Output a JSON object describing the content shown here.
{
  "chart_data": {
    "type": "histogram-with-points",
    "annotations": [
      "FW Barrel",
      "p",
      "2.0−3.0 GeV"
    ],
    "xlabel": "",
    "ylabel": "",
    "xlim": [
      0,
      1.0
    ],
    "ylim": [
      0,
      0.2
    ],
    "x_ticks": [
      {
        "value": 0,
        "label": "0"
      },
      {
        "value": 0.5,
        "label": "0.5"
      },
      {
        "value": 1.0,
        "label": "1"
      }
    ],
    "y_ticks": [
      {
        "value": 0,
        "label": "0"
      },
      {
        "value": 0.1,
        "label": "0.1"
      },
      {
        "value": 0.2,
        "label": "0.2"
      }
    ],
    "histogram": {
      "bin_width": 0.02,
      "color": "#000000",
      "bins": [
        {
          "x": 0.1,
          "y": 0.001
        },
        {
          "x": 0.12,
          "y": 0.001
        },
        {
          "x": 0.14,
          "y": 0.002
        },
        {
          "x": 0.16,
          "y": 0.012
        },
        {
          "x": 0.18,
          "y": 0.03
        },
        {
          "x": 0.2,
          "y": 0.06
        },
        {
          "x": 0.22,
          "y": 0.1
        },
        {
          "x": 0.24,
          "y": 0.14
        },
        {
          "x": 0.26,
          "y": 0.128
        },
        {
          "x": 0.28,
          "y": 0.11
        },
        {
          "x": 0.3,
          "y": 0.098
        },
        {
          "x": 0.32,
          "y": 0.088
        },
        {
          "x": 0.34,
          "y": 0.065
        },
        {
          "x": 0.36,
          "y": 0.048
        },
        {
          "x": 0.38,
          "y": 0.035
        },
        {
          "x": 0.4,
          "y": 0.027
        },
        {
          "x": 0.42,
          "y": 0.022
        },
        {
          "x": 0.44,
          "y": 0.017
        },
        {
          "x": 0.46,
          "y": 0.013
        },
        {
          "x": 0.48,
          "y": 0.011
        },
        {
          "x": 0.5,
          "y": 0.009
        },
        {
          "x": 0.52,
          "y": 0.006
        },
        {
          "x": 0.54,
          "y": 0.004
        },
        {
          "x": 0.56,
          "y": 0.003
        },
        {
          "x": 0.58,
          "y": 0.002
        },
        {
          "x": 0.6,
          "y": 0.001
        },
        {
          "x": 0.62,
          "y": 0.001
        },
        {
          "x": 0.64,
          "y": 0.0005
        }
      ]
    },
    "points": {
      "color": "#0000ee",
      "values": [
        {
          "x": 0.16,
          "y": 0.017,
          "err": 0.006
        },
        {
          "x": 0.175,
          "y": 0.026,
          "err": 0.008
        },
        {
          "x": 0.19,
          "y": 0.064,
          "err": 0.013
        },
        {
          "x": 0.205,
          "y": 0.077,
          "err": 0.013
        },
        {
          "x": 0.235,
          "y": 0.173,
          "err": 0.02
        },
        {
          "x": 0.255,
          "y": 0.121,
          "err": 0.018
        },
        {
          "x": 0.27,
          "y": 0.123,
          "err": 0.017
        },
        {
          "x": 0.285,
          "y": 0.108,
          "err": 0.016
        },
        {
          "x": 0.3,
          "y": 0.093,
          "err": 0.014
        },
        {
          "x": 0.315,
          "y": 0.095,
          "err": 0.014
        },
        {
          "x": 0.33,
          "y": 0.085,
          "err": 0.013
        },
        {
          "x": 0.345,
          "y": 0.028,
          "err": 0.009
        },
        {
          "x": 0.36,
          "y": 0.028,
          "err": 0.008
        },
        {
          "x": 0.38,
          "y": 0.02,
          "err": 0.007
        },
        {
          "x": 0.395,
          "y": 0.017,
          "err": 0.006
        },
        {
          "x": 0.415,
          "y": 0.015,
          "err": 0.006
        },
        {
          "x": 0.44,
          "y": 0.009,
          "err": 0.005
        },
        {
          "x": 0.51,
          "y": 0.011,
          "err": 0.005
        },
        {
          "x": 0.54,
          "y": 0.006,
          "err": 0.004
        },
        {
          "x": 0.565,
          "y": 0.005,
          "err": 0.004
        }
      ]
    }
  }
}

### [Objective]
Search the listing for the word "histogram". Copy every line in which it occurs.

### [Written answer]
    "type": "histogram-with-points",
    "histogram": {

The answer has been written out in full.